(Dataset listings of figures)
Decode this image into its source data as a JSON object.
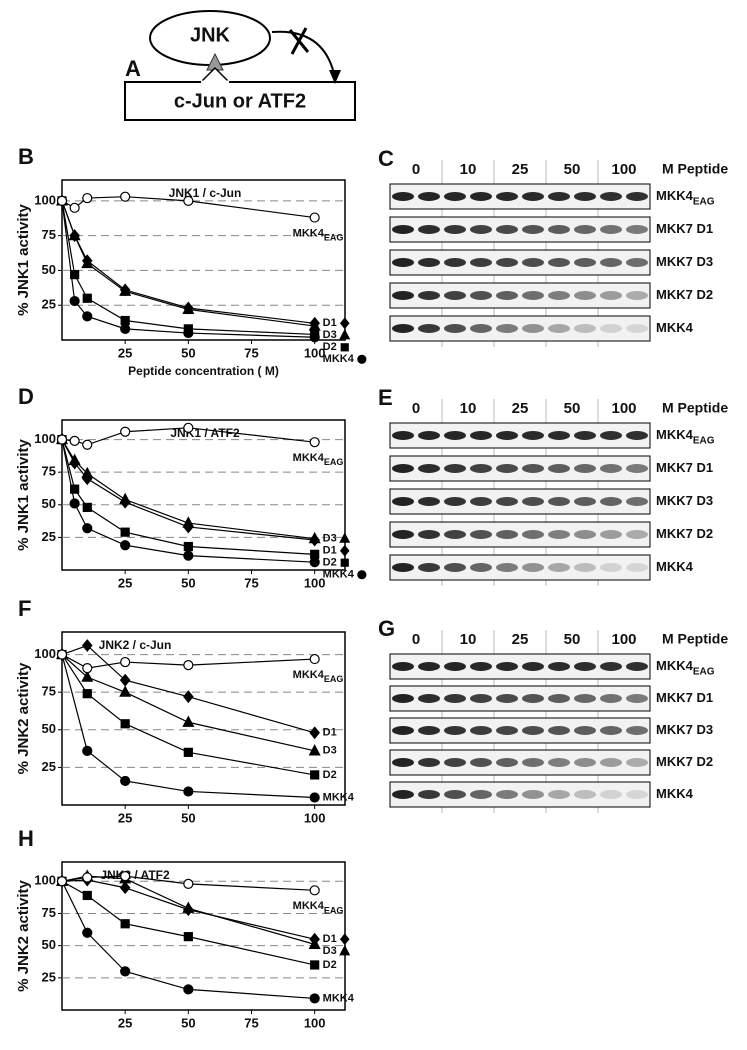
{
  "diagram": {
    "panel": "A",
    "enzyme": "JNK",
    "substrate": "c-Jun or ATF2"
  },
  "chart_data": [
    {
      "type": "line",
      "panel": "B",
      "title": "JNK1 / c-Jun",
      "y_label": "% JNK1 activity",
      "x_label": "Peptide concentration ( M)",
      "x": [
        0,
        5,
        10,
        25,
        50,
        100
      ],
      "xlim": [
        0,
        112
      ],
      "xticks": [
        25,
        50,
        75,
        100
      ],
      "ylim": [
        0,
        115
      ],
      "yticks": [
        25,
        50,
        75,
        100
      ],
      "grid": true,
      "series": [
        {
          "name": "D1",
          "marker": "diamond",
          "color": "#000000",
          "marker_fill": "#000000",
          "label_marker": true,
          "values": [
            100,
            75,
            57,
            36,
            23,
            12
          ]
        },
        {
          "name": "D3",
          "marker": "triangle",
          "color": "#000000",
          "marker_fill": "#000000",
          "label_marker": true,
          "values": [
            100,
            75,
            55,
            35,
            22,
            10
          ]
        },
        {
          "name": "D2",
          "marker": "square",
          "color": "#000000",
          "marker_fill": "#000000",
          "label_marker": true,
          "values": [
            100,
            47,
            30,
            14,
            8,
            4
          ]
        },
        {
          "name": "MKK4",
          "marker": "circle",
          "color": "#000000",
          "marker_fill": "#000000",
          "label_marker": true,
          "values": [
            100,
            28,
            17,
            8,
            5,
            2
          ]
        },
        {
          "name": "MKK4",
          "name_sub": "EAG",
          "marker": "circle",
          "color": "#000000",
          "marker_fill": "#ffffff",
          "label_marker": false,
          "values": [
            100,
            95,
            102,
            103,
            100,
            88
          ]
        }
      ]
    },
    {
      "type": "line",
      "panel": "D",
      "title": "JNK1 / ATF2",
      "y_label": "% JNK1 activity",
      "x": [
        0,
        5,
        10,
        25,
        50,
        100
      ],
      "xlim": [
        0,
        112
      ],
      "xticks": [
        25,
        50,
        75,
        100
      ],
      "ylim": [
        0,
        115
      ],
      "yticks": [
        25,
        50,
        75,
        100
      ],
      "grid": true,
      "series": [
        {
          "name": "D3",
          "marker": "triangle",
          "color": "#000000",
          "marker_fill": "#000000",
          "label_marker": true,
          "values": [
            100,
            84,
            74,
            54,
            36,
            24
          ]
        },
        {
          "name": "D1",
          "marker": "diamond",
          "color": "#000000",
          "marker_fill": "#000000",
          "label_marker": true,
          "values": [
            100,
            82,
            70,
            52,
            33,
            23
          ]
        },
        {
          "name": "D2",
          "marker": "square",
          "color": "#000000",
          "marker_fill": "#000000",
          "label_marker": true,
          "values": [
            100,
            62,
            48,
            29,
            18,
            12
          ]
        },
        {
          "name": "MKK4",
          "marker": "circle",
          "color": "#000000",
          "marker_fill": "#000000",
          "label_marker": true,
          "values": [
            100,
            51,
            32,
            19,
            11,
            6
          ]
        },
        {
          "name": "MKK4",
          "name_sub": "EAG",
          "marker": "circle",
          "color": "#000000",
          "marker_fill": "#ffffff",
          "label_marker": false,
          "values": [
            100,
            99,
            96,
            106,
            109,
            98
          ]
        }
      ]
    },
    {
      "type": "line",
      "panel": "F",
      "title": "JNK2 / c-Jun",
      "y_label": "% JNK2 activity",
      "x": [
        0,
        10,
        25,
        50,
        100
      ],
      "xlim": [
        0,
        112
      ],
      "xticks": [
        25,
        50,
        100
      ],
      "ylim": [
        0,
        115
      ],
      "yticks": [
        25,
        50,
        75,
        100
      ],
      "grid": true,
      "series": [
        {
          "name": "D1",
          "marker": "diamond",
          "color": "#000000",
          "marker_fill": "#000000",
          "label_marker": false,
          "values": [
            100,
            106,
            83,
            72,
            48
          ]
        },
        {
          "name": "D3",
          "marker": "triangle",
          "color": "#000000",
          "marker_fill": "#000000",
          "label_marker": false,
          "values": [
            100,
            85,
            75,
            55,
            36
          ]
        },
        {
          "name": "D2",
          "marker": "square",
          "color": "#000000",
          "marker_fill": "#000000",
          "label_marker": false,
          "values": [
            100,
            74,
            54,
            35,
            20
          ]
        },
        {
          "name": "MKK4",
          "marker": "circle",
          "color": "#000000",
          "marker_fill": "#000000",
          "label_marker": false,
          "values": [
            100,
            36,
            16,
            9,
            5
          ]
        },
        {
          "name": "MKK4",
          "name_sub": "EAG",
          "marker": "circle",
          "color": "#000000",
          "marker_fill": "#ffffff",
          "label_marker": false,
          "values": [
            100,
            91,
            95,
            93,
            97
          ]
        }
      ]
    },
    {
      "type": "line",
      "panel": "H",
      "title": "JNK2 / ATF2",
      "y_label": "% JNK2 activity",
      "x": [
        0,
        10,
        25,
        50,
        100
      ],
      "xlim": [
        0,
        112
      ],
      "xticks": [
        25,
        50,
        75,
        100
      ],
      "ylim": [
        0,
        115
      ],
      "yticks": [
        25,
        50,
        75,
        100
      ],
      "grid": true,
      "series": [
        {
          "name": "D1",
          "marker": "diamond",
          "color": "#000000",
          "marker_fill": "#000000",
          "label_marker": true,
          "values": [
            100,
            101,
            95,
            78,
            55
          ]
        },
        {
          "name": "D3",
          "marker": "triangle",
          "color": "#000000",
          "marker_fill": "#000000",
          "label_marker": true,
          "values": [
            100,
            104,
            102,
            79,
            51
          ]
        },
        {
          "name": "D2",
          "marker": "square",
          "color": "#000000",
          "marker_fill": "#000000",
          "label_marker": false,
          "values": [
            100,
            89,
            67,
            57,
            35
          ]
        },
        {
          "name": "MKK4",
          "marker": "circle",
          "color": "#000000",
          "marker_fill": "#000000",
          "label_marker": false,
          "values": [
            100,
            60,
            30,
            16,
            9
          ]
        },
        {
          "name": "MKK4",
          "name_sub": "EAG",
          "marker": "circle",
          "color": "#000000",
          "marker_fill": "#ffffff",
          "label_marker": false,
          "values": [
            100,
            103,
            104,
            98,
            93
          ]
        }
      ]
    }
  ],
  "blots": [
    {
      "panel": "C",
      "concentrations": [
        0,
        10,
        25,
        50,
        100
      ],
      "unit": "M Peptide",
      "rows": [
        {
          "name": "MKK4",
          "subscript": "EAG"
        },
        {
          "name": "MKK7 D1"
        },
        {
          "name": "MKK7 D3"
        },
        {
          "name": "MKK7 D2"
        },
        {
          "name": "MKK4"
        }
      ]
    },
    {
      "panel": "E",
      "concentrations": [
        0,
        10,
        25,
        50,
        100
      ],
      "unit": "M Peptide",
      "rows": [
        {
          "name": "MKK4",
          "subscript": "EAG"
        },
        {
          "name": "MKK7 D1"
        },
        {
          "name": "MKK7 D3"
        },
        {
          "name": "MKK7 D2"
        },
        {
          "name": "MKK4"
        }
      ]
    },
    {
      "panel": "G",
      "concentrations": [
        0,
        10,
        25,
        50,
        100
      ],
      "unit": "M Peptide",
      "rows": [
        {
          "name": "MKK4",
          "subscript": "EAG"
        },
        {
          "name": "MKK7 D1"
        },
        {
          "name": "MKK7 D3"
        },
        {
          "name": "MKK7 D2"
        },
        {
          "name": "MKK4"
        }
      ]
    }
  ]
}
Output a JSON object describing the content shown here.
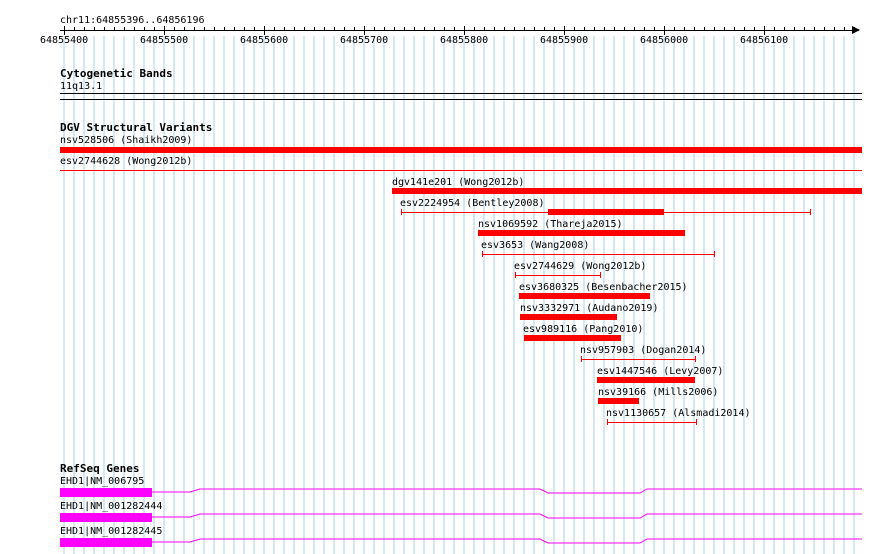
{
  "ruler": {
    "location": "chr11:64855396..64856196",
    "labels": [
      "64855400",
      "64855500",
      "64855600",
      "64855700",
      "64855800",
      "64855900",
      "64856000",
      "64856100"
    ]
  },
  "cytoband": {
    "title": "Cytogenetic Bands",
    "band_label": "11q13.1"
  },
  "dgv": {
    "title": "DGV Structural Variants",
    "features": [
      {
        "label": "nsv528506 (Shaikh2009)"
      },
      {
        "label": "esv2744628 (Wong2012b)"
      },
      {
        "label": "dgv141e201 (Wong2012b)"
      },
      {
        "label": "esv2224954 (Bentley2008)"
      },
      {
        "label": "nsv1069592 (Thareja2015)"
      },
      {
        "label": "esv3653 (Wang2008)"
      },
      {
        "label": "esv2744629 (Wong2012b)"
      },
      {
        "label": "esv3680325 (Besenbacher2015)"
      },
      {
        "label": "nsv3332971 (Audano2019)"
      },
      {
        "label": "esv989116 (Pang2010)"
      },
      {
        "label": "nsv957903 (Dogan2014)"
      },
      {
        "label": "esv1447546 (Levy2007)"
      },
      {
        "label": "nsv39166 (Mills2006)"
      },
      {
        "label": "nsv1130657 (Alsmadi2014)"
      }
    ]
  },
  "refseq": {
    "title": "RefSeq Genes",
    "transcripts": [
      {
        "label": "EHD1|NM_006795"
      },
      {
        "label": "EHD1|NM_001282444"
      },
      {
        "label": "EHD1|NM_001282445"
      }
    ]
  },
  "colors": {
    "grid": "#a8d0e6",
    "variant": "#ff0000",
    "gene": "#ff00ff"
  }
}
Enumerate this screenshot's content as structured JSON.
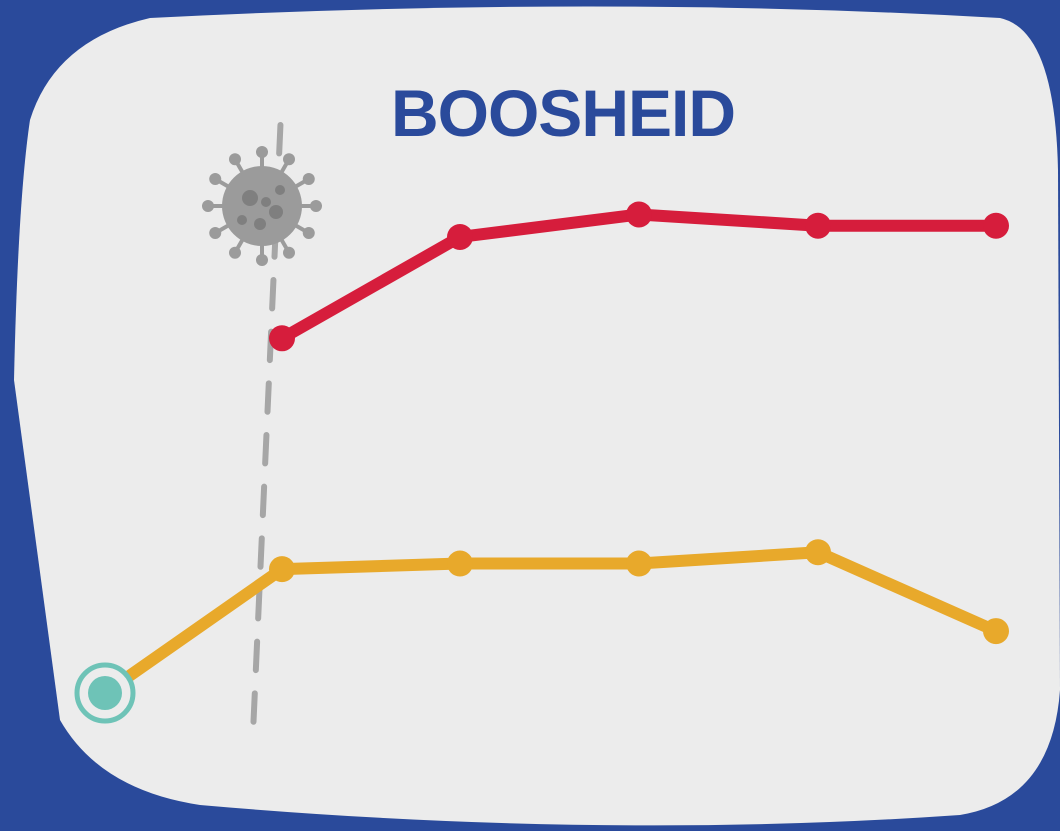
{
  "colors": {
    "background": "#2a4a9b",
    "panel": "#ececec",
    "title": "#2a4a9b",
    "series_red": "#d61d3c",
    "series_orange": "#e8a92b",
    "start_marker": "#6ec3b7",
    "dashed_line": "#a6a6a6",
    "virus": "#9b9b9b"
  },
  "icons": {
    "virus": "virus-icon"
  },
  "chart_data": {
    "type": "line",
    "title": "BOOSHEID",
    "xlabel": "",
    "ylabel": "",
    "grid": false,
    "legend": "none",
    "x": [
      0,
      1,
      2,
      3,
      4,
      5
    ],
    "ylim": [
      0,
      100
    ],
    "series": [
      {
        "color": "#d61d3c",
        "values": [
          null,
          63,
          81,
          85,
          83,
          83
        ]
      },
      {
        "color": "#e8a92b",
        "values": [
          0,
          22,
          23,
          23,
          25,
          11
        ]
      }
    ],
    "annotations": [
      {
        "type": "vertical-dashed-line",
        "x": 0.85,
        "icon": "virus-icon"
      },
      {
        "type": "start-marker",
        "x": 0,
        "y": 0
      }
    ]
  }
}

- _ACTIVITY_
Looking over the records, find each line with the word "panel" and copy it.

- _ANSWER TO THE EXERCISE_
    "panel": "A",
      "panel": "B",
      "panel": "D",
      "panel": "F",
      "panel": "H",
      "panel": "C",
      "panel": "E",
      "panel": "G",
    "panel": "#ececec",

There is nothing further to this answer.